EXERCISE
Tally up the lines below that include the word "organic". Answer with the number alone.

SUPPLIED MATERIAL
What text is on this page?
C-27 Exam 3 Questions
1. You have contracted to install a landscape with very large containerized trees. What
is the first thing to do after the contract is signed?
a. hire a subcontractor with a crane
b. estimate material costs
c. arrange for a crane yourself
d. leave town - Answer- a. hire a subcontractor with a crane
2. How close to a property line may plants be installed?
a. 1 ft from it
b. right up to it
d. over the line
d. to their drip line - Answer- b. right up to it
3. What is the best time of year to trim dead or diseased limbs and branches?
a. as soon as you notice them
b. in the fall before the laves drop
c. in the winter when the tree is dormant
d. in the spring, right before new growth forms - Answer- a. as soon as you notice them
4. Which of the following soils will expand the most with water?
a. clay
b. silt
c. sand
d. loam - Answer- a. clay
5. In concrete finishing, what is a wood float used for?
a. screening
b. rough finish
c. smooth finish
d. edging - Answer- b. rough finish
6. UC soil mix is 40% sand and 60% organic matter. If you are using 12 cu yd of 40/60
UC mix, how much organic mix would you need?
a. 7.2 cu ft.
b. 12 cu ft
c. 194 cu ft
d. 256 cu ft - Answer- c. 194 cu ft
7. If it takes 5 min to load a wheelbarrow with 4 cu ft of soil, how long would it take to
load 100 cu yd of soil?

IN RESPONSE
2